Each entry below should be written out exactly as it is, with no pictures.

##### Data

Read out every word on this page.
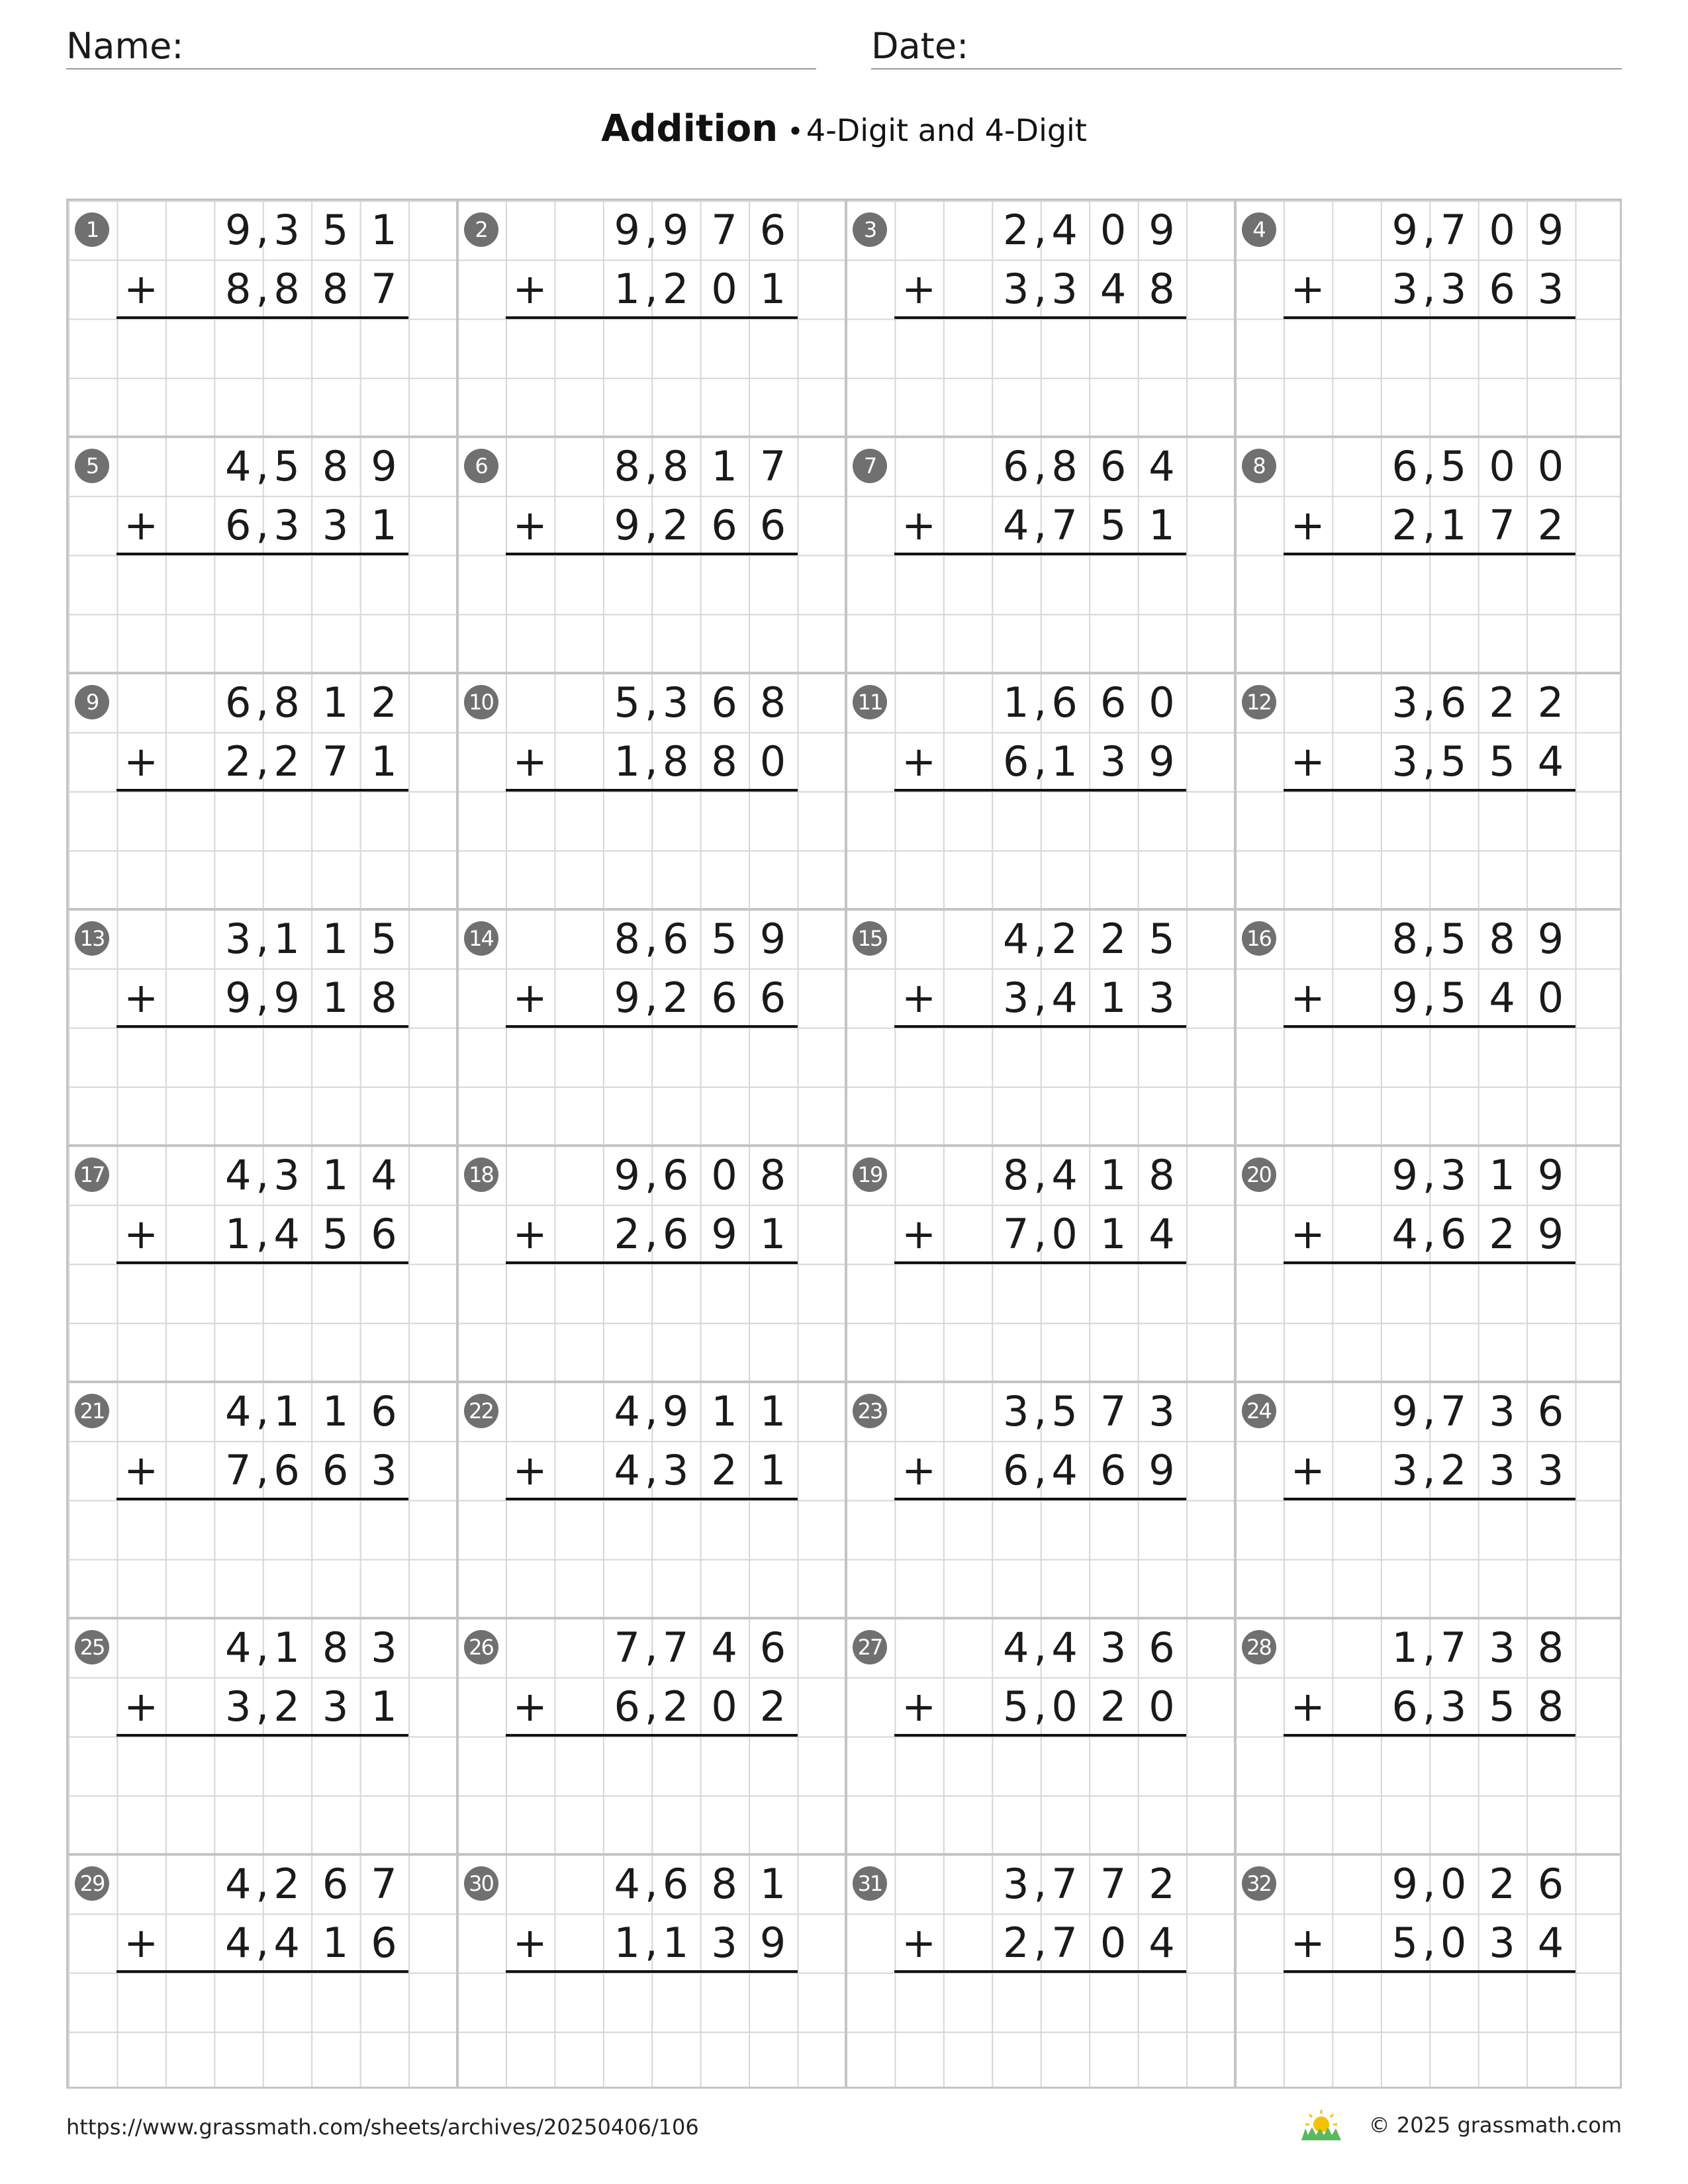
Name:	Date:
Addition •4-Digit and 4-Digit
1	9 3 , 5 1
8 8 , 8 7
+
2	9 9 , 7 6
1 2 , 0 1
+
3	2 4 , 0 9
3 3 , 4 8
+
4	9 7 , 0 9
3 3 , 6 3
+
5	4 5 , 8 9
6 3 , 3 1
+
6	8 8 , 1 7
9 2 , 6 6
+
7	6 8 , 6 4
4 7 , 5 1
+
8	6 5 , 0 0
2 1 , 7 2
+
9	6 8 , 1 2
2 2 , 7 1
+
10	5 3 , 6 8
1 8 , 8 0
+
11	1 6 , 6 0
6 1 , 3 9
+
12	3 6 , 2 2
3 5 , 5 4
+
13	3 1 , 1 5
9 9 , 1 8
+
14	8 6 , 5 9
9 2 , 6 6
+
15	4 2 , 2 5
3 4 , 1 3
+
16	8 5 , 8 9
9 5 , 4 0
+
17	4 3 , 1 4
1 4 , 5 6
+
18	9 6 , 0 8
2 6 , 9 1
+
19	8 4 , 1 8
7 0 , 1 4
+
20	9 3 , 1 9
4 6 , 2 9
+
21	4 1 , 1 6
7 6 , 6 3
+
22	4 9 , 1 1
4 3 , 2 1
+
23	3 5 , 7 3
6 4 , 6 9
+
24	9 7 , 3 6
3 2 , 3 3
+
25	4 1 , 8 3
3 2 , 3 1
+
26	7 7 , 4 6
6 2 , 0 2
+
27	4 4 , 3 6
5 0 , 2 0
+
28	1 7 , 3 8
6 3 , 5 8
+
29	4 2 , 6 7
4 4 , 1 6
+
30	4 6 , 8 1
1 1 , 3 9
+
31	3 7 , 7 2
2 7 , 0 4
+
32	9 0 , 2 6
5 0 , 3 4
+
https://www.grassmath.com/sheets/archives/20250406/106	© 2025 grassmath.com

##########

-- Result below --
Read out every word on this page.
Name:	Date:
Addition •4-Digit and 4-Digit
1	9 3 , 5 1
8 8 , 8 7
+
2	9 9 , 7 6
1 2 , 0 1
+
3	2 4 , 0 9
3 3 , 4 8
+
4	9 7 , 0 9
3 3 , 6 3
+
5	4 5 , 8 9
6 3 , 3 1
+
6	8 8 , 1 7
9 2 , 6 6
+
7	6 8 , 6 4
4 7 , 5 1
+
8	6 5 , 0 0
2 1 , 7 2
+
9	6 8 , 1 2
2 2 , 7 1
+
10	5 3 , 6 8
1 8 , 8 0
+
11	1 6 , 6 0
6 1 , 3 9
+
12	3 6 , 2 2
3 5 , 5 4
+
13	3 1 , 1 5
9 9 , 1 8
+
14	8 6 , 5 9
9 2 , 6 6
+
15	4 2 , 2 5
3 4 , 1 3
+
16	8 5 , 8 9
9 5 , 4 0
+
17	4 3 , 1 4
1 4 , 5 6
+
18	9 6 , 0 8
2 6 , 9 1
+
19	8 4 , 1 8
7 0 , 1 4
+
20	9 3 , 1 9
4 6 , 2 9
+
21	4 1 , 1 6
7 6 , 6 3
+
22	4 9 , 1 1
4 3 , 2 1
+
23	3 5 , 7 3
6 4 , 6 9
+
24	9 7 , 3 6
3 2 , 3 3
+
25	4 1 , 8 3
3 2 , 3 1
+
26	7 7 , 4 6
6 2 , 0 2
+
27	4 4 , 3 6
5 0 , 2 0
+
28	1 7 , 3 8
6 3 , 5 8
+
29	4 2 , 6 7
4 4 , 1 6
+
30	4 6 , 8 1
1 1 , 3 9
+
31	3 7 , 7 2
2 7 , 0 4
+
32	9 0 , 2 6
5 0 , 3 4
+
https://www.grassmath.com/sheets/archives/20250406/106	© 2025 grassmath.com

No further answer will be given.